WHAT IS BEING ASKED :: Return the material word for word. Do not include pictures.

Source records
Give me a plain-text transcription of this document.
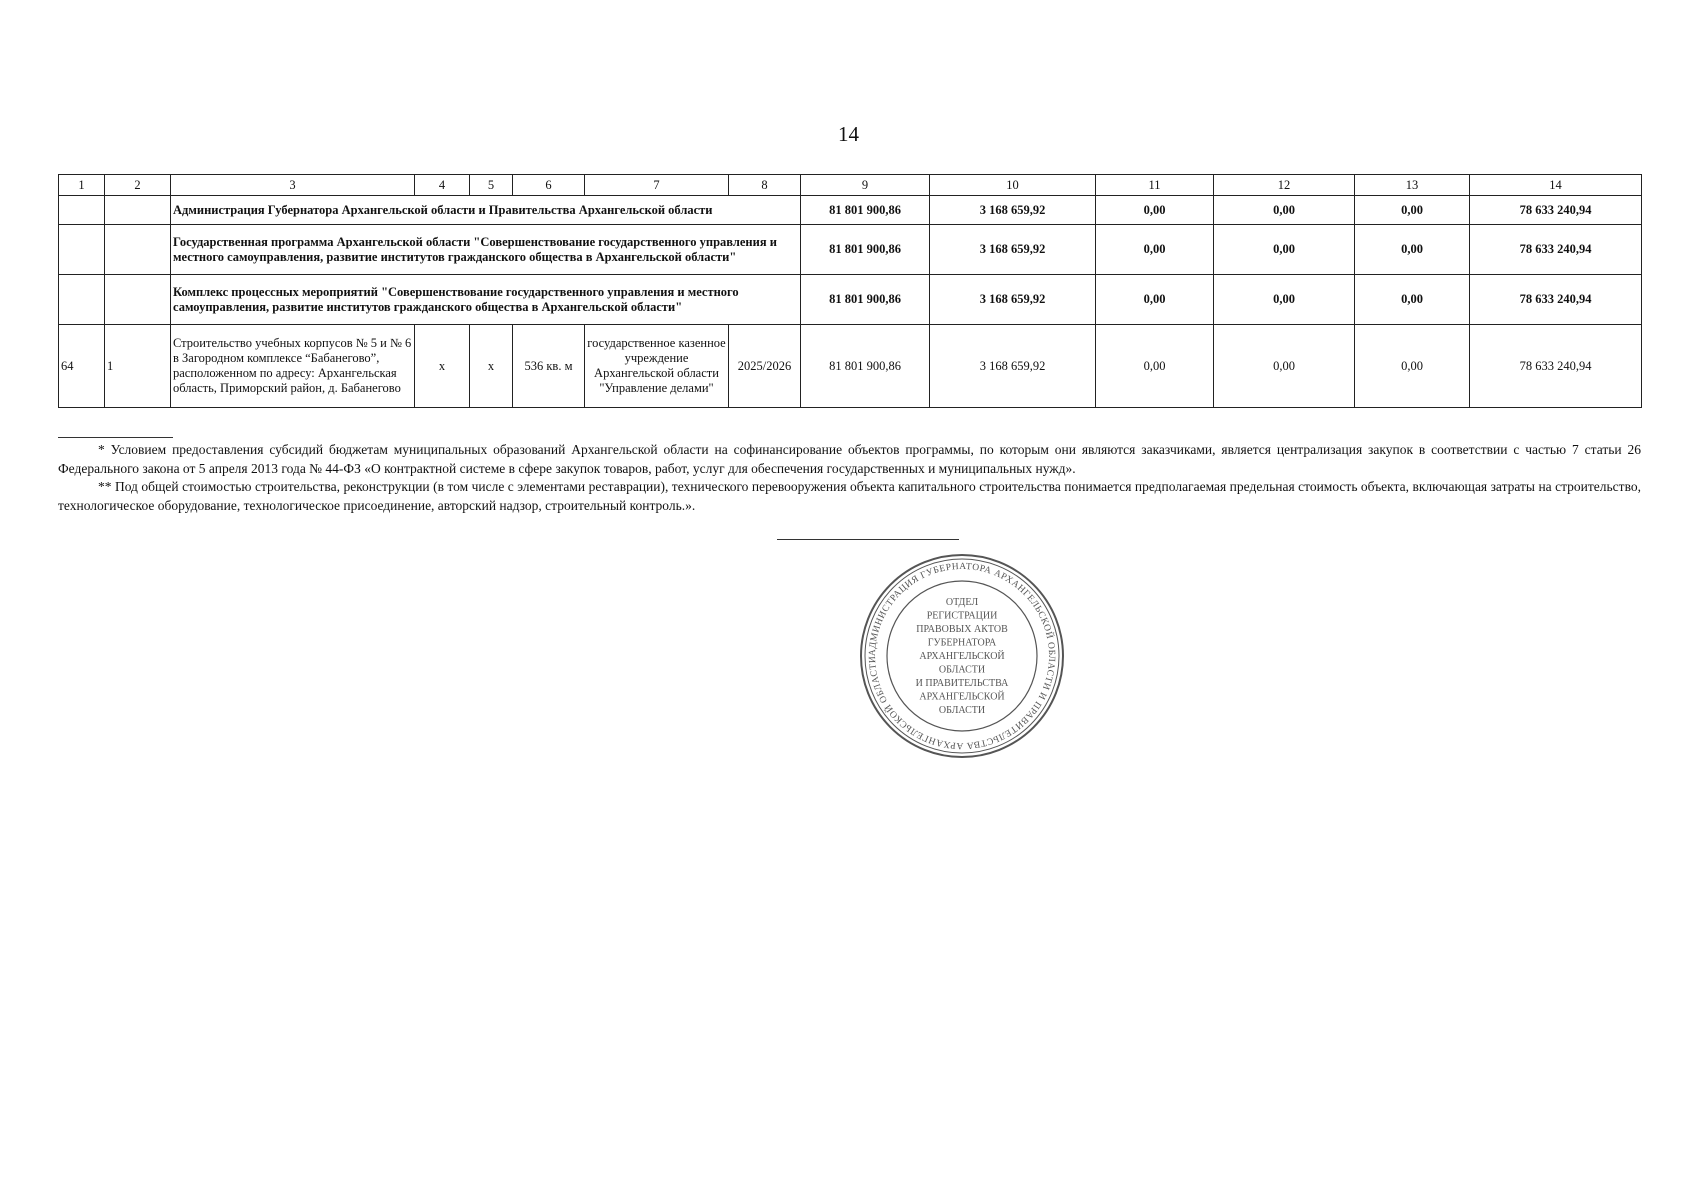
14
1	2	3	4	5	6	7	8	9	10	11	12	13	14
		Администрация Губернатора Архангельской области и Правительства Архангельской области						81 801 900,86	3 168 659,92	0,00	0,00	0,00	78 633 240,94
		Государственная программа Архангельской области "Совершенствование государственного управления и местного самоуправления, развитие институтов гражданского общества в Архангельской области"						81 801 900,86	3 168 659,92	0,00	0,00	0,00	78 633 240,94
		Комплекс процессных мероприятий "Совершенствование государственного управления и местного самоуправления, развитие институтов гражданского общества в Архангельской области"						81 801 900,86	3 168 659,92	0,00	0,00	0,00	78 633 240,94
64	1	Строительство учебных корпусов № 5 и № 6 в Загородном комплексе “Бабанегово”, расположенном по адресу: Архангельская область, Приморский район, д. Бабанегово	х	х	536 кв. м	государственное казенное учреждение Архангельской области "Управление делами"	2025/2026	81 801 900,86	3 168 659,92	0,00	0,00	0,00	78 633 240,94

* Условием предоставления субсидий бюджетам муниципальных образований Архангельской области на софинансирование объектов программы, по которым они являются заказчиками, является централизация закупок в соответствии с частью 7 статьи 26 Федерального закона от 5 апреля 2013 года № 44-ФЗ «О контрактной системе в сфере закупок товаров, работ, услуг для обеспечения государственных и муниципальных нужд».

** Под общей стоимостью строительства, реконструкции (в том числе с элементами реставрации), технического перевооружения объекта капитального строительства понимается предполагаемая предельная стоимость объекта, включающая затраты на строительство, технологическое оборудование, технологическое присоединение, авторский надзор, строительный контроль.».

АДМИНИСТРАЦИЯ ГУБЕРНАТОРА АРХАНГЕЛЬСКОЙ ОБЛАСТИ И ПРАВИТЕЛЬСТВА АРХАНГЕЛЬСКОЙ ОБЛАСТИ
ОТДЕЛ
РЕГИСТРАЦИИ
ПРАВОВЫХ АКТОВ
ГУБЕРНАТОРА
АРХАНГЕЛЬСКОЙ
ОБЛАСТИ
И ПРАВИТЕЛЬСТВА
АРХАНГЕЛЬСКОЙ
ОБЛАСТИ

EXERCISE SOLUTION ::
Give me a plain-text transcription of this document.
14
1	2	3	4	5	6	7	8	9	10	11	12	13	14
		Администрация Губернатора Архангельской области и Правительства Архангельской области						81 801 900,86	3 168 659,92	0,00	0,00	0,00	78 633 240,94
		Государственная программа Архангельской области "Совершенствование государственного управления и местного самоуправления, развитие институтов гражданского общества в Архангельской области"						81 801 900,86	3 168 659,92	0,00	0,00	0,00	78 633 240,94
		Комплекс процессных мероприятий "Совершенствование государственного управления и местного самоуправления, развитие институтов гражданского общества в Архангельской области"						81 801 900,86	3 168 659,92	0,00	0,00	0,00	78 633 240,94
64	1	Строительство учебных корпусов № 5 и № 6 в Загородном комплексе “Бабанегово”, расположенном по адресу: Архангельская область, Приморский район, д. Бабанегово	х	х	536 кв. м	государственное казенное учреждение Архангельской области "Управление делами"	2025/2026	81 801 900,86	3 168 659,92	0,00	0,00	0,00	78 633 240,94

* Условием предоставления субсидий бюджетам муниципальных образований Архангельской области на софинансирование объектов программы, по которым они являются заказчиками, является централизация закупок в соответствии с частью 7 статьи 26 Федерального закона от 5 апреля 2013 года № 44-ФЗ «О контрактной системе в сфере закупок товаров, работ, услуг для обеспечения государственных и муниципальных нужд».

** Под общей стоимостью строительства, реконструкции (в том числе с элементами реставрации), технического перевооружения объекта капитального строительства понимается предполагаемая предельная стоимость объекта, включающая затраты на строительство, технологическое оборудование, технологическое присоединение, авторский надзор, строительный контроль.».

АДМИНИСТРАЦИЯ ГУБЕРНАТОРА АРХАНГЕЛЬСКОЙ ОБЛАСТИ И ПРАВИТЕЛЬСТВА АРХАНГЕЛЬСКОЙ ОБЛАСТИ
ОТДЕЛ
РЕГИСТРАЦИИ
ПРАВОВЫХ АКТОВ
ГУБЕРНАТОРА
АРХАНГЕЛЬСКОЙ
ОБЛАСТИ
И ПРАВИТЕЛЬСТВА
АРХАНГЕЛЬСКОЙ
ОБЛАСТИ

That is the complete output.